**WORK REQUIRED:**
Can you write out, character for character, the entries that run from the line containing "149, 614, 164]" through the line containing "401, 461, 448]", including both of those lines?

--- Begin ---

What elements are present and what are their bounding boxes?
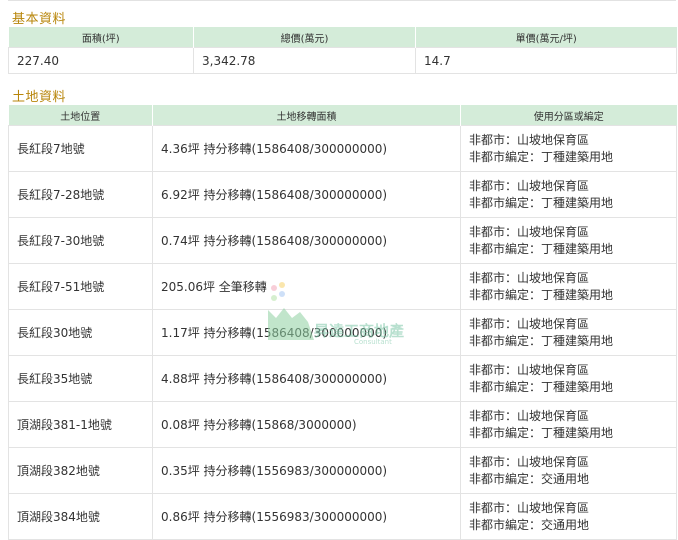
zoning-line-2: 非都市編定：丁種建築用地	[469, 149, 614, 164]
transfer-area: 205.06坪 全筆移轉	[152, 263, 461, 310]
value-area: 227.40	[8, 47, 194, 74]
land-location: 長紅段35地號	[8, 355, 153, 402]
land-location: 頂湖段381-1地號	[8, 401, 153, 448]
land-location: 長紅段7-28地號	[8, 171, 153, 218]
land-location: 長紅段30地號	[8, 309, 153, 356]
header-area: 面積(坪)	[8, 27, 194, 48]
zoning-cell: 非都市：山坡地保育區 非都市編定：交通用地	[460, 447, 677, 494]
zoning-cell: 非都市：山坡地保育區非都市編定：丁種建築用地	[460, 263, 677, 310]
transfer-area: 4.88坪 持分移轉(1586408/300000000)	[152, 355, 461, 402]
basic-info-table: 面積(坪) 總價(萬元) 單價(萬元/坪) 227.40 3,342.78 14…	[8, 27, 677, 74]
zoning-line-1: 非都市：山坡地保育區	[469, 224, 590, 239]
land-location: 頂湖段382地號	[8, 447, 153, 494]
zoning-line-2: 非都市編定：交通用地	[469, 517, 590, 532]
table-row: 頂湖段381-1地號 0.08坪 持分移轉(15868/3000000) 非都市…	[8, 401, 677, 448]
value-unit-price: 14.7	[415, 47, 677, 74]
header-unit-price: 單價(萬元/坪)	[415, 27, 677, 48]
zoning-line-2: 非都市編定：丁種建築用地	[469, 333, 614, 348]
zoning-line-2: 非都市編定：丁種建築用地	[469, 241, 614, 256]
land-location: 長紅段7-30地號	[8, 217, 153, 264]
header-total-price: 總價(萬元)	[193, 27, 416, 48]
zoning-cell: 非都市：山坡地保育區非都市編定：丁種建築用地	[460, 355, 677, 402]
land-location: 長紅段7-51地號	[8, 263, 153, 310]
basic-value-row: 227.40 3,342.78 14.7	[8, 47, 677, 74]
zoning-cell: 非都市：山坡地保育區非都市編定：丁種建築用地	[460, 171, 677, 218]
transfer-area: 0.08坪 持分移轉(15868/3000000)	[152, 401, 461, 448]
table-row: 長紅段7地號 4.36坪 持分移轉(1586408/300000000) 非都市…	[8, 125, 677, 172]
table-row: 頂湖段382地號 0.35坪 持分移轉(1556983/300000000) 非…	[8, 447, 677, 494]
top-divider	[8, 0, 676, 4]
transfer-area: 0.35坪 持分移轉(1556983/300000000)	[152, 447, 461, 494]
transfer-area: 1.17坪 持分移轉(1586408/300000000)	[152, 309, 461, 356]
table-row: 長紅段7-30地號 0.74坪 持分移轉(1586408/300000000) …	[8, 217, 677, 264]
transfer-area: 6.92坪 持分移轉(1586408/300000000)	[152, 171, 461, 218]
zoning-cell: 非都市：山坡地保育區非都市編定：丁種建築用地	[460, 217, 677, 264]
table-row: 頂湖段384地號 0.86坪 持分移轉(1556983/300000000) 非…	[8, 493, 677, 540]
header-zoning: 使用分區或編定	[460, 105, 677, 126]
zoning-line-1: 非都市：山坡地保育區	[469, 270, 590, 285]
table-row: 長紅段30地號 1.17坪 持分移轉(1586408/300000000) 非都…	[8, 309, 677, 356]
zoning-cell: 非都市：山坡地保育區非都市編定：丁種建築用地	[460, 401, 677, 448]
zoning-line-2: 非都市編定：丁種建築用地	[469, 425, 614, 440]
zoning-line-2: 非都市編定：丁種建築用地	[469, 195, 614, 210]
zoning-line-2: 非都市編定：丁種建築用地	[469, 379, 614, 394]
table-row: 長紅段35地號 4.88坪 持分移轉(1586408/300000000) 非都…	[8, 355, 677, 402]
land-location: 長紅段7地號	[8, 125, 153, 172]
table-row: 長紅段7-51地號 205.06坪 全筆移轉 非都市：山坡地保育區非都市編定：丁…	[8, 263, 677, 310]
zoning-line-1: 非都市：山坡地保育區	[469, 408, 590, 423]
land-info-table: 土地位置 土地移轉面積 使用分區或編定 長紅段7地號 4.36坪 持分移轉(15…	[8, 105, 677, 540]
transfer-area: 0.86坪 持分移轉(1556983/300000000)	[152, 493, 461, 540]
header-transfer-area: 土地移轉面積	[152, 105, 461, 126]
zoning-line-1: 非都市：山坡地保育區	[469, 362, 590, 377]
zoning-line-1: 非都市：山坡地保育區	[469, 316, 590, 331]
zoning-line-1: 非都市：山坡地保育區	[469, 132, 590, 147]
zoning-cell: 非都市：山坡地保育區非都市編定：丁種建築用地	[460, 125, 677, 172]
transfer-area: 0.74坪 持分移轉(1586408/300000000)	[152, 217, 461, 264]
zoning-cell: 非都市：山坡地保育區 非都市編定：交通用地	[460, 493, 677, 540]
zoning-line-2: 非都市編定：丁種建築用地	[469, 287, 614, 302]
zoning-cell: 非都市：山坡地保育區非都市編定：丁種建築用地	[460, 309, 677, 356]
land-location: 頂湖段384地號	[8, 493, 153, 540]
value-total-price: 3,342.78	[193, 47, 416, 74]
transfer-area: 4.36坪 持分移轉(1586408/300000000)	[152, 125, 461, 172]
land-header-row: 土地位置 土地移轉面積 使用分區或編定	[8, 105, 677, 126]
zoning-line-1: 非都市：山坡地保育區	[469, 454, 590, 469]
basic-header-row: 面積(坪) 總價(萬元) 單價(萬元/坪)	[8, 27, 677, 48]
header-land-location: 土地位置	[8, 105, 153, 126]
zoning-line-1: 非都市：山坡地保育區	[469, 500, 590, 515]
zoning-line-1: 非都市：山坡地保育區	[469, 178, 590, 193]
table-row: 長紅段7-28地號 6.92坪 持分移轉(1586408/300000000) …	[8, 171, 677, 218]
land-section-title: 土地資料	[12, 90, 67, 105]
basic-section-title: 基本資料	[12, 12, 67, 27]
zoning-line-2: 非都市編定：交通用地	[469, 471, 590, 486]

--- End ---

**EXPECTED ANSWER:**
zoning-line-2: 非都市編定：丁種建築用地	[469, 149, 614, 164]
transfer-area: 205.06坪 全筆移轉	[152, 263, 461, 310]
value-area: 227.40	[8, 47, 194, 74]
land-location: 長紅段35地號	[8, 355, 153, 402]
land-location: 頂湖段381-1地號	[8, 401, 153, 448]
land-location: 長紅段7-28地號	[8, 171, 153, 218]
land-location: 長紅段30地號	[8, 309, 153, 356]
header-area: 面積(坪)	[8, 27, 194, 48]
zoning-cell: 非都市：山坡地保育區 非都市編定：交通用地	[460, 447, 677, 494]
zoning-cell: 非都市：山坡地保育區非都市編定：丁種建築用地	[460, 263, 677, 310]
transfer-area: 4.88坪 持分移轉(1586408/300000000)	[152, 355, 461, 402]
basic-info-table: 面積(坪) 總價(萬元) 單價(萬元/坪) 227.40 3,342.78 14…	[8, 27, 677, 74]
zoning-line-1: 非都市：山坡地保育區	[469, 224, 590, 239]
land-location: 頂湖段382地號	[8, 447, 153, 494]
zoning-line-2: 非都市編定：交通用地	[469, 517, 590, 532]
table-row: 頂湖段381-1地號 0.08坪 持分移轉(15868/3000000) 非都市…	[8, 401, 677, 448]
value-unit-price: 14.7	[415, 47, 677, 74]
header-unit-price: 單價(萬元/坪)	[415, 27, 677, 48]
zoning-line-2: 非都市編定：丁種建築用地	[469, 333, 614, 348]
zoning-line-2: 非都市編定：丁種建築用地	[469, 241, 614, 256]
land-location: 長紅段7-30地號	[8, 217, 153, 264]
header-total-price: 總價(萬元)	[193, 27, 416, 48]
zoning-cell: 非都市：山坡地保育區非都市編定：丁種建築用地	[460, 355, 677, 402]
land-location: 長紅段7-51地號	[8, 263, 153, 310]
basic-value-row: 227.40 3,342.78 14.7	[8, 47, 677, 74]
zoning-cell: 非都市：山坡地保育區非都市編定：丁種建築用地	[460, 171, 677, 218]
transfer-area: 0.08坪 持分移轉(15868/3000000)	[152, 401, 461, 448]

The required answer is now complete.